§ AIM
State how many lines of the entries below hold the word "placeholder"; reply with nothing but the number.
— Start of RECORDED INFORMATION —
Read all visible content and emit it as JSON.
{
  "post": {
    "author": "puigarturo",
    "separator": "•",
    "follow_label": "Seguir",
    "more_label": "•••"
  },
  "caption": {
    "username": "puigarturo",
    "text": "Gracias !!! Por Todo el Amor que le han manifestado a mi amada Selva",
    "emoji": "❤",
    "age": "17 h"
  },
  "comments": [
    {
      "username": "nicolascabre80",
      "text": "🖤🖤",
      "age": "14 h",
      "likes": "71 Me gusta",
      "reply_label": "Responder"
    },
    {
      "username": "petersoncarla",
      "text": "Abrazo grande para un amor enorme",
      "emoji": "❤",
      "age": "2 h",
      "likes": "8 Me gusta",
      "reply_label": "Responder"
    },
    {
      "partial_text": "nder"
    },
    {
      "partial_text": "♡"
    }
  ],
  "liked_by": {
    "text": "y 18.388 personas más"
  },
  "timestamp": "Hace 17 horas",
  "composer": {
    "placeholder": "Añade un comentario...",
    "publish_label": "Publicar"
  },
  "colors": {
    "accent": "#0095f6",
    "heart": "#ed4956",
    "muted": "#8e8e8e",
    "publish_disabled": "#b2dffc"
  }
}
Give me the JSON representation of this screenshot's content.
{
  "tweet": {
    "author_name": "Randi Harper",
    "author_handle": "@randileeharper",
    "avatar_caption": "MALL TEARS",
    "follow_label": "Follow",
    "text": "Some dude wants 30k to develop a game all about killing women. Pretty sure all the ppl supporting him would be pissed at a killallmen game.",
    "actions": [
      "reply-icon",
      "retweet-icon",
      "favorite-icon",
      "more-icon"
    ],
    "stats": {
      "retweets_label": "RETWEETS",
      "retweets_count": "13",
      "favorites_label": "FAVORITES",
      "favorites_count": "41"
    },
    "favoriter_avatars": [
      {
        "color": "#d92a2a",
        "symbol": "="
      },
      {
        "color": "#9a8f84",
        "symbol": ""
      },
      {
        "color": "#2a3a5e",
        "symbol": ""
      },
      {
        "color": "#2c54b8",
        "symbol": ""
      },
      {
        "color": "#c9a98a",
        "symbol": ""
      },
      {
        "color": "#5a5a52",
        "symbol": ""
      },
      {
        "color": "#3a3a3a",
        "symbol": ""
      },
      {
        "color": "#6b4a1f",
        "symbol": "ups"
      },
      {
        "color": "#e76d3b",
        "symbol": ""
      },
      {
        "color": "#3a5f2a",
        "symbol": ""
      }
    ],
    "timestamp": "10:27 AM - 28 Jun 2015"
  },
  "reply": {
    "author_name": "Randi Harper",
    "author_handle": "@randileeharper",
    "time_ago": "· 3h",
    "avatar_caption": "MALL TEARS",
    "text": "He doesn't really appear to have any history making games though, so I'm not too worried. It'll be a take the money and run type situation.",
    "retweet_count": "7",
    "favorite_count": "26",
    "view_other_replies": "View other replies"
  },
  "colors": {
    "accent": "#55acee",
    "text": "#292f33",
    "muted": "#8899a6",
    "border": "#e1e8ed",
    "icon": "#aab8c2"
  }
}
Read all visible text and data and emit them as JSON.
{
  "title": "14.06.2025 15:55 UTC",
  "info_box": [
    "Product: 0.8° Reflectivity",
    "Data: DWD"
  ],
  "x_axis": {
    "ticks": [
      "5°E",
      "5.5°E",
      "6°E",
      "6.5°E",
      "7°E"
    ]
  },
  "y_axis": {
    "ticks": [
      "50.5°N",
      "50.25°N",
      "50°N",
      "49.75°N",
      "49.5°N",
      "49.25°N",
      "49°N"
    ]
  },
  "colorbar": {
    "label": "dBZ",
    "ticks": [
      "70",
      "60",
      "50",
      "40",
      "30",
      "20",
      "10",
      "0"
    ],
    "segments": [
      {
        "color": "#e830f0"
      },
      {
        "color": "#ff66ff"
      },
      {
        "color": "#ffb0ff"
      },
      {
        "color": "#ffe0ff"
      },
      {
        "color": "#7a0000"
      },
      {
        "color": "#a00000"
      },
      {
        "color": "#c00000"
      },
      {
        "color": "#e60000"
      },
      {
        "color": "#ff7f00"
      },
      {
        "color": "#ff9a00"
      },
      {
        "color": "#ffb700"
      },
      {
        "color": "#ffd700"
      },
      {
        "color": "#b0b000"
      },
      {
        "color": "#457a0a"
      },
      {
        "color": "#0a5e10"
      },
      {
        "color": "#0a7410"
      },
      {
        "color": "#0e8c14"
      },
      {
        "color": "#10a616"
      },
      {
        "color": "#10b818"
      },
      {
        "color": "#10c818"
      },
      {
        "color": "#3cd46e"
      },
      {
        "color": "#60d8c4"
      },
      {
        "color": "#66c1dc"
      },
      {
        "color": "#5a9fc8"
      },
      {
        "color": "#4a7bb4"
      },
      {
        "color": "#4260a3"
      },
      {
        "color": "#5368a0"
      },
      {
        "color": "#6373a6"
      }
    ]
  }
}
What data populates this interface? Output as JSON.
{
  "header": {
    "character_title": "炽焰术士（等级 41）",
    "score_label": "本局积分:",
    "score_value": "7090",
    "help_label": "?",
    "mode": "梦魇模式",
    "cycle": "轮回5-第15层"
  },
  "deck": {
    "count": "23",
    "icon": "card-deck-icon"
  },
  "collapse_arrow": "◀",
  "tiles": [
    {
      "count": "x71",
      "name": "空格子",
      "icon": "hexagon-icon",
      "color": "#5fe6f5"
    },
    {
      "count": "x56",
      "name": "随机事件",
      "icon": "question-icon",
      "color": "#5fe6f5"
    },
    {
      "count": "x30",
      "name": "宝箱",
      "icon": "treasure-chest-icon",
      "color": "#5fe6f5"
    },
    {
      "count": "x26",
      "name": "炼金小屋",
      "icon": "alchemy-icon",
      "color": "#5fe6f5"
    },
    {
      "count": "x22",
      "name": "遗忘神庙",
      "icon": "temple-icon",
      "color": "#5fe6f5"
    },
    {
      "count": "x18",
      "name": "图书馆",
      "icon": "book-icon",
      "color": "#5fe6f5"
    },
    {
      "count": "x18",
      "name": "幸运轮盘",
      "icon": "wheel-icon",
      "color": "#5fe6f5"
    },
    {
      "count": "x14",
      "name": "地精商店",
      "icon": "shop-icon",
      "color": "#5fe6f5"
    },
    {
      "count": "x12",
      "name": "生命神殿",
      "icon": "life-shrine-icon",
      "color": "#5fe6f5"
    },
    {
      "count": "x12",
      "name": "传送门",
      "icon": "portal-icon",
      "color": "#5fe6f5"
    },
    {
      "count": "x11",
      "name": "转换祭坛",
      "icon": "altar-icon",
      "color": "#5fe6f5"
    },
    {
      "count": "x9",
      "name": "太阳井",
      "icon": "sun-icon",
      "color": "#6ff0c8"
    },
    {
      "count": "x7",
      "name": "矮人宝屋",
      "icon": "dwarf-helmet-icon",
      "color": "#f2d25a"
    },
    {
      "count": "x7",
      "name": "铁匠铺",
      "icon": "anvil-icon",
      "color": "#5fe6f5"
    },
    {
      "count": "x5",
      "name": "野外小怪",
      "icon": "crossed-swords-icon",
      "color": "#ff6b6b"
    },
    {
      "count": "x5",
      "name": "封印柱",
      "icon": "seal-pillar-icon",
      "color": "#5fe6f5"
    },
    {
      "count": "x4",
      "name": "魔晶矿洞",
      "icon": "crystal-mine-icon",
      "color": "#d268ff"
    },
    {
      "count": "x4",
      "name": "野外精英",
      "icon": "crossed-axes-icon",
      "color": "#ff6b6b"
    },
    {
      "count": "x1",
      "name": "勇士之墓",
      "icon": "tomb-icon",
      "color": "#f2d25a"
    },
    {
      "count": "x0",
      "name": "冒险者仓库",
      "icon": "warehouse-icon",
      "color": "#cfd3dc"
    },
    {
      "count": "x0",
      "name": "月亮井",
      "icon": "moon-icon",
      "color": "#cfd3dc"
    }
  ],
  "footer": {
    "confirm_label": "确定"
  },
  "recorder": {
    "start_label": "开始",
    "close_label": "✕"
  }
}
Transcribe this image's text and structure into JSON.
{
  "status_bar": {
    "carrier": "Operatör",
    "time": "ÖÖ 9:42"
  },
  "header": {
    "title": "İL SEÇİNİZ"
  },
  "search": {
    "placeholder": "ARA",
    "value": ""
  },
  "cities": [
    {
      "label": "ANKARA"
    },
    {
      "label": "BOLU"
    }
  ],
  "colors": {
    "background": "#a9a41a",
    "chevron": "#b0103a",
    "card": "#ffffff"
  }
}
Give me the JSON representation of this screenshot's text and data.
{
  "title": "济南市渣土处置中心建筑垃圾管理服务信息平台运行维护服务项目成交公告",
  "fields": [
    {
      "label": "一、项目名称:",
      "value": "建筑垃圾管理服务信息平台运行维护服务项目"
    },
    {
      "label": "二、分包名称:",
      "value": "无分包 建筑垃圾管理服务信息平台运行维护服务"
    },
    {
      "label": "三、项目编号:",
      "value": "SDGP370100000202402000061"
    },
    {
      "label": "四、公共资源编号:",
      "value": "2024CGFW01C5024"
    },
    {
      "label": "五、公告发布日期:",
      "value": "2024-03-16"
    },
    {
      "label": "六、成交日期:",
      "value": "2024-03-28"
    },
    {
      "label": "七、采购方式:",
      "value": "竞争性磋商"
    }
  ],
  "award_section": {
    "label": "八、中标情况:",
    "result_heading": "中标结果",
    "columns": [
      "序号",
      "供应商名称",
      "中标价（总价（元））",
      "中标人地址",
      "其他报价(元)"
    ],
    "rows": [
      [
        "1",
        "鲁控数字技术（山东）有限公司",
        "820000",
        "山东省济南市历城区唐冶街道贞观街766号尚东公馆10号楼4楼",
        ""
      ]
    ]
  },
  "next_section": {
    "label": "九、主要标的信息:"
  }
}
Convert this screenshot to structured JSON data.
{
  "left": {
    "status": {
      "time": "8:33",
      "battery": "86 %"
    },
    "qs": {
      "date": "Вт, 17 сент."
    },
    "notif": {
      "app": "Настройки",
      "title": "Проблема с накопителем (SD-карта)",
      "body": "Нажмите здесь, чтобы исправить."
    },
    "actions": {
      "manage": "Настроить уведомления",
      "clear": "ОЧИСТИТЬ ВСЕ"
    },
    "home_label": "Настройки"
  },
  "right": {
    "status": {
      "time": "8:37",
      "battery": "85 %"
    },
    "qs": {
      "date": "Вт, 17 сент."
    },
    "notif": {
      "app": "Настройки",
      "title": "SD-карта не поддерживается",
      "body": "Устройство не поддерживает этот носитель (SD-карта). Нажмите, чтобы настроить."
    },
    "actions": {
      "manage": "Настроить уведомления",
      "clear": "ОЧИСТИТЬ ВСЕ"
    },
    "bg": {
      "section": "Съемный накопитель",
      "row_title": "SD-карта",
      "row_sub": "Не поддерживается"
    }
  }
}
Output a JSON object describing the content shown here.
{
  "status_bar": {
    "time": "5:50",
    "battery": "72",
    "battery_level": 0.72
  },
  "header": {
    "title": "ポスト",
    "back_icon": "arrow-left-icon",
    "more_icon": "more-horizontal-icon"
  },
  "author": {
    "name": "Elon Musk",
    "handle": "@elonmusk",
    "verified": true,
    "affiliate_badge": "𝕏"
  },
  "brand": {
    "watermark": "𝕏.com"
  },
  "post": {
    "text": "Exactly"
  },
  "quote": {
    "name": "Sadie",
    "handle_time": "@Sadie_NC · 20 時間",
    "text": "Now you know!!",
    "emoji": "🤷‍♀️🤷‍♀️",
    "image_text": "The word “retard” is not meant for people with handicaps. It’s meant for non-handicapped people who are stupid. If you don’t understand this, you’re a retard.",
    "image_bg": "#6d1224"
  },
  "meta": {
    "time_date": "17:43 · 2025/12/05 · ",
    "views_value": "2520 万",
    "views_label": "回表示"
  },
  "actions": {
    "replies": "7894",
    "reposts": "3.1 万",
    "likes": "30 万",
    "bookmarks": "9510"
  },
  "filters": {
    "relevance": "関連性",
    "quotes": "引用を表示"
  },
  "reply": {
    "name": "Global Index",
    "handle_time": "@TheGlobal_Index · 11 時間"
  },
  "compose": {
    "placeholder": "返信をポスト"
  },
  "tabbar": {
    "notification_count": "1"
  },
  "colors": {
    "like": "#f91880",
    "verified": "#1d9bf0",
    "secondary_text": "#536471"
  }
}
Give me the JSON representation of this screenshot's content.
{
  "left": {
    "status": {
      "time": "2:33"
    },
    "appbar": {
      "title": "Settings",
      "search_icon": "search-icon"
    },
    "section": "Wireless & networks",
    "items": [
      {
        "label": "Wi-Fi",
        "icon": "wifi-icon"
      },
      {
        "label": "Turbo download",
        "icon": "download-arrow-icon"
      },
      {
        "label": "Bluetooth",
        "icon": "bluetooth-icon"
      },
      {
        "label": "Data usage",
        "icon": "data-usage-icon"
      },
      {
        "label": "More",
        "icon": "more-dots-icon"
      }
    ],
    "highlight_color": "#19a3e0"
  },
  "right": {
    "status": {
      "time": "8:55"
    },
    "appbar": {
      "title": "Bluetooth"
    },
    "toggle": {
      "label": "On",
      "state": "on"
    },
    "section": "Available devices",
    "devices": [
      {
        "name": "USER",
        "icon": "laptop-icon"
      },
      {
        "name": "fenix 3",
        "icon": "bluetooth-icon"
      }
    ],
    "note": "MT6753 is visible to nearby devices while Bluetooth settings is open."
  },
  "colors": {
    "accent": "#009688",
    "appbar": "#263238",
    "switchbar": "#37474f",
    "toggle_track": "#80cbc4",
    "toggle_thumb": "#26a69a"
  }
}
— End of RECORDED INFORMATION —
§ RESULT OF THIS TASK
3